Figure collection entries
+++

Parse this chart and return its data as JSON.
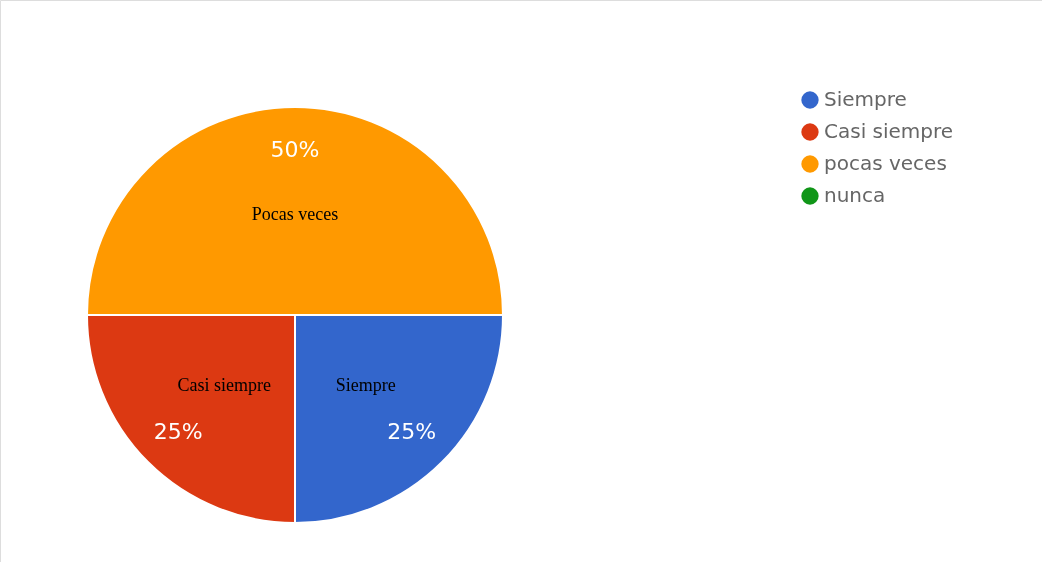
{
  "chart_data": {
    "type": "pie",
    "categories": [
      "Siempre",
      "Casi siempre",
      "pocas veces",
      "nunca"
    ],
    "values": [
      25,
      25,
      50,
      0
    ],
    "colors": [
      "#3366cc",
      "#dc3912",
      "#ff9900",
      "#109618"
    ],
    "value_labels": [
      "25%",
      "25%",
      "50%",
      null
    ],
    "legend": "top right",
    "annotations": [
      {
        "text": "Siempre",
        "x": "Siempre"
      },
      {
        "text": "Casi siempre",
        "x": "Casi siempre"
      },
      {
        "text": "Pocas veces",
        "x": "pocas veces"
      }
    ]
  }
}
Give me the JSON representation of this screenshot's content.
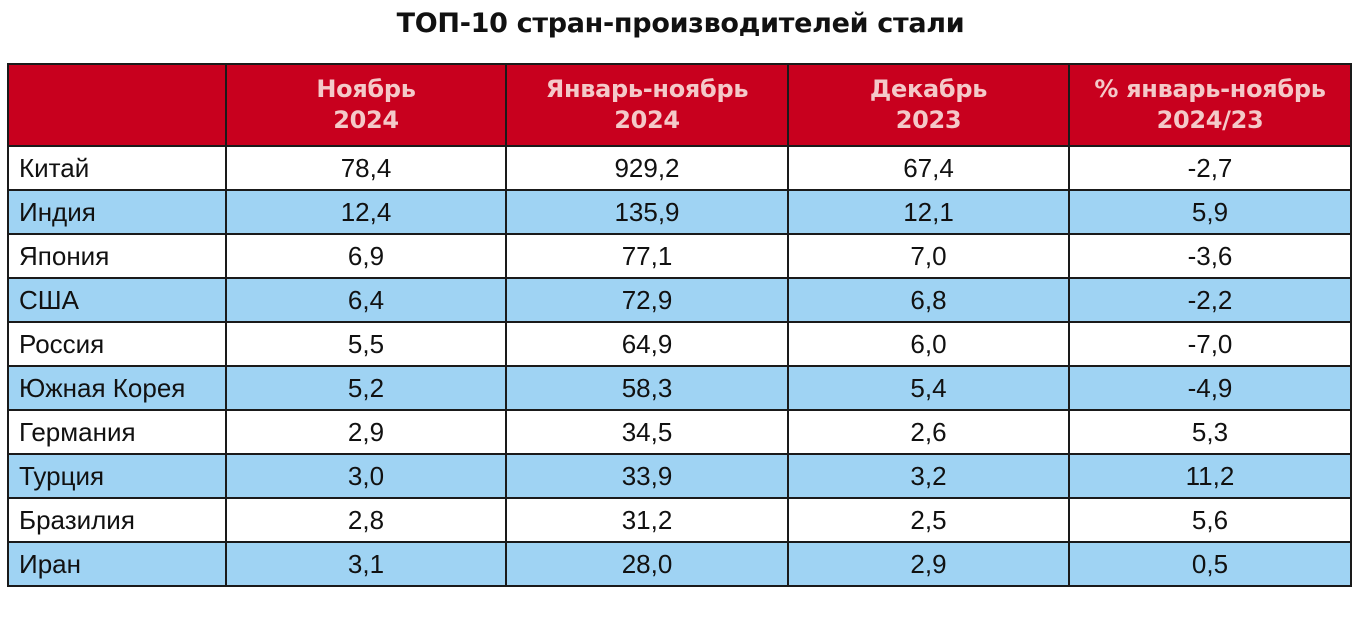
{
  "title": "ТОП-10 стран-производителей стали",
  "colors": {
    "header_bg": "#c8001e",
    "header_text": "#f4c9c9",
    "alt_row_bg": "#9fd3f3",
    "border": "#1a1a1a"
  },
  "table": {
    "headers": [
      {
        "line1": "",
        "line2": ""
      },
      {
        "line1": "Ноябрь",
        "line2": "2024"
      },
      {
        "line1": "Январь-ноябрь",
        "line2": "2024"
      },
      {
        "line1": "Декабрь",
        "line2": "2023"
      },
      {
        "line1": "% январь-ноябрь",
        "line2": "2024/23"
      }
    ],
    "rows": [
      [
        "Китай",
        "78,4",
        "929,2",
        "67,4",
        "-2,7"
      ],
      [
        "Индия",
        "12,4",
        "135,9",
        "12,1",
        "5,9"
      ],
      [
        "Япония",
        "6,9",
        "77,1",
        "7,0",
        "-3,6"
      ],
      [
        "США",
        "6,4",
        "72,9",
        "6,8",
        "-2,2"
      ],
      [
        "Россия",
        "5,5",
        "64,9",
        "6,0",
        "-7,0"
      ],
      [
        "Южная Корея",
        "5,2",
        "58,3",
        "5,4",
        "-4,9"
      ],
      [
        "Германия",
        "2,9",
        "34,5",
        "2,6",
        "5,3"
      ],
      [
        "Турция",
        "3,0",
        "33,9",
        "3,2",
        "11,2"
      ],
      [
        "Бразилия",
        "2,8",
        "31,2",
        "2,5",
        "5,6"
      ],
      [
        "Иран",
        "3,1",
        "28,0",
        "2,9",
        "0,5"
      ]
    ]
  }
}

+++

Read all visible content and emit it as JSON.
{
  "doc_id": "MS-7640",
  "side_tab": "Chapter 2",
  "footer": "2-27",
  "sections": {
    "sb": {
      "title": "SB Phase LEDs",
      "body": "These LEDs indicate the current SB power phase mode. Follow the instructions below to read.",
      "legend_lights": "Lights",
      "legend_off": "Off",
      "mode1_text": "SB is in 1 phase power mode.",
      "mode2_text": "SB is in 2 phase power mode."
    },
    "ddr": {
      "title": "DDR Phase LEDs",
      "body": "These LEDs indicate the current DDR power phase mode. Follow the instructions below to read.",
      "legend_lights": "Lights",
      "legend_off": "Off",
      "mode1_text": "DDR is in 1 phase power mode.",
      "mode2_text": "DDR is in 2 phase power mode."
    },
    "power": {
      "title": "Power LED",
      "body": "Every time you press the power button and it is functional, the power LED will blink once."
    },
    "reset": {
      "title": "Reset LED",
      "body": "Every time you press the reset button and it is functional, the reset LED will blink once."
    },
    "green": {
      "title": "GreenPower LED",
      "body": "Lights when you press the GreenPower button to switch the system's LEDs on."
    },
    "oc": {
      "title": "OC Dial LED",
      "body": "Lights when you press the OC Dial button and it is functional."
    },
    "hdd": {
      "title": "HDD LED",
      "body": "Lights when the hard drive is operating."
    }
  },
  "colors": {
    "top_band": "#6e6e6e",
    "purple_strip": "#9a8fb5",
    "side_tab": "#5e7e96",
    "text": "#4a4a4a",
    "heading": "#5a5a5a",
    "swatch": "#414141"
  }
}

+++

For each line in the data above that contains the string "Dial", extract the line.

## WRITTEN RESPONSE
      "title": "OC Dial LED",
      "body": "Lights when you press the OC Dial button and it is functional."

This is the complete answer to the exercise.